══ TRECHO FORNECIDO ══

Nova extrema direita trabalha com micronarrativas limitadas e que não se sustentam, e não consegue formar um conjunto coerente e sistemático para que possa explicar a nossa realidade

por Alexandre Lessa da Silva
Jean-François Lyotard, o introdutor do termo “pós-moderno” (postmoderne) no campo da filosofia, criticou duramente aquilo que chamou de metanarrativas (métarécit) ou grandes narrativas (grands récits). Uma metanarrativa é um metadiscurso totalizante capaz de explicar e fundamentar, de maneira universal, todo conhecimento, história e cultura. O discurso iluminista e o marxismo são exemplos de grandes narrativas que buscam, de maneira universal, explicar e fundamentar os demais discursos produzidos pela humanidade. Lyotard entende como característica principal do período pós-moderno a decadência das grandes narrativas, uma vez que essas, na visão do filósofo, não são capazes de explicar as contradições desse novo mundo e a pluralidade das micronarrativas que, muitas vezes, entram em contradição entre si. Dessa forma, já não há espaço para a universalidade e verdade, no sentido absoluto, e o que há é uma relativização extrema pautada pela performance, criatividade e consensos provisórios e parciais.
Independente de saber se Lyotard está certo ou não, já que não é o objetivo desse texto, a nova extrema direita, a direita alternativa (alt-right), o neofascismo ou como queiram chamar, ainda está em busca da formação dessa grande narrativa, como o marxismo e o liberalismo conseguiram. Por isso, essa nova extrema direita trabalha com micronarrativas limitadas e que não se sustentam, o que, apesar de gerar um forte impacto em um primeiro momento, não consegue formar um conjunto coerente e sistemático para que possa explicar a nossa realidade. Dessa forma, busca, através de mitos e mentiras, sustentar posições que se chocam com informações muito mais confiáveis ou, nas palavras de Lyotard, que “performam” muito melhor que os pequenos relatos com mania de grandeza da extrema direita.

═══

INSTRUÇÕES A SEGUIR: Transcreva palavra por palavra, do texto sobre a nova extrema direita, tudo desde "Independente de saber" até "da extrema direita.".

══ DADOS FORNECIDOS ══

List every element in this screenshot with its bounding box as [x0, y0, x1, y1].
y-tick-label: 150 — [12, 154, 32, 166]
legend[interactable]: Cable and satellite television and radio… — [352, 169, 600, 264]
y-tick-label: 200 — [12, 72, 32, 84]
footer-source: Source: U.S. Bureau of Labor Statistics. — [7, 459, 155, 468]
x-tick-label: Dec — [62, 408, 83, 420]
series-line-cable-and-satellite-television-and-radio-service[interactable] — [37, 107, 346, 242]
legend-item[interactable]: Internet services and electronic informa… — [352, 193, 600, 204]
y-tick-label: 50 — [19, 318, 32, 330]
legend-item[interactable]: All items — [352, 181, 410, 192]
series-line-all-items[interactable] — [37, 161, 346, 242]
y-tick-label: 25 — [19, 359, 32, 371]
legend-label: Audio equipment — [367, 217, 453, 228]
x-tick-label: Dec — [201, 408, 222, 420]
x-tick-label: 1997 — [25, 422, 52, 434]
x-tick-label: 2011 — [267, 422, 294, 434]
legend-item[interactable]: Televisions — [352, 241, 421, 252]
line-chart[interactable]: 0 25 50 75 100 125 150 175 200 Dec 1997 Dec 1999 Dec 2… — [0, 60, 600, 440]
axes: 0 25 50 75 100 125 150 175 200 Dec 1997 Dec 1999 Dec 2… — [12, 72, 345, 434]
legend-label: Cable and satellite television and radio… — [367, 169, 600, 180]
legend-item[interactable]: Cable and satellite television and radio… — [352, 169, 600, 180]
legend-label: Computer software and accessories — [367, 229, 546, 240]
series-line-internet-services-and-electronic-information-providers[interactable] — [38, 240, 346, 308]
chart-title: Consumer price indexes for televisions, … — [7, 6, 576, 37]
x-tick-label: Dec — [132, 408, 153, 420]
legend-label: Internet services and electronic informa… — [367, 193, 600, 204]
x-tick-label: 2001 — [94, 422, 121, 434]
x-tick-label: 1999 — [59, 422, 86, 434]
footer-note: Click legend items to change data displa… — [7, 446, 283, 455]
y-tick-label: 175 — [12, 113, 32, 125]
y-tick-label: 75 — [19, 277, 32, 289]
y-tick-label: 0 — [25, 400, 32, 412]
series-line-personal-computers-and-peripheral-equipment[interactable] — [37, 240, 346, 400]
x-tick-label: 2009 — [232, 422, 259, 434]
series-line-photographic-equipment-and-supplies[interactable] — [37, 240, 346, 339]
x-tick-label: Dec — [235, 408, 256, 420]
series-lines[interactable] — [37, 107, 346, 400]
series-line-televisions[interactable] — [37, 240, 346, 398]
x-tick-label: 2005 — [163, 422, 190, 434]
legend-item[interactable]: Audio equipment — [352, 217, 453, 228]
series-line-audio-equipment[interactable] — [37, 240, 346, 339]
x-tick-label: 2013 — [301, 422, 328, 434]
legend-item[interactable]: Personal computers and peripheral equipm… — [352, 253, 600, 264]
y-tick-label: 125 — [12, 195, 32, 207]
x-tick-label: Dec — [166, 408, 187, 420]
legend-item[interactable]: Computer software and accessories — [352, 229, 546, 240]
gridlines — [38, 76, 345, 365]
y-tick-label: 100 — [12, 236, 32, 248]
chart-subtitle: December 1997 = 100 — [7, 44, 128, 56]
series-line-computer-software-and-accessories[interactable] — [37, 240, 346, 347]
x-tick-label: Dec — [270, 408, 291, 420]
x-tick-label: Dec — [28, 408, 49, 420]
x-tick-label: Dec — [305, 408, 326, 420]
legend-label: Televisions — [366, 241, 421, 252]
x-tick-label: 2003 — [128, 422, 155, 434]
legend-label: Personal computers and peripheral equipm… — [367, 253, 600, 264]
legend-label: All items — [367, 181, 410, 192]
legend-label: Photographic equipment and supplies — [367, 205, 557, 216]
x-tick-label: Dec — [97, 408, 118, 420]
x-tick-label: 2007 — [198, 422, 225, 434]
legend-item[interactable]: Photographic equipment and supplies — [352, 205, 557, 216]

═══

RESULTADO DO EXERCÍCIO:
Independente de saber se Lyotard está certo ou não, já que não é o objetivo desse texto, a nova extrema direita, a direita alternativa (alt-right), o neofascismo ou como queiram chamar, ainda está em busca da formação dessa grande narrativa, como o marxismo e o liberalismo conseguiram. Por isso, essa nova extrema direita trabalha com micronarrativas limitadas e que não se sustentam, o que, apesar de gerar um forte impacto em um primeiro momento, não consegue formar um conjunto coerente e sistemático para que possa explicar a nossa realidade. Dessa forma, busca, através de mitos e mentiras, sustentar posições que se chocam com informações muito mais confiáveis ou, nas palavras de Lyotard, que “performam” muito melhor que os pequenos relatos com mania de grandeza da extrema direita.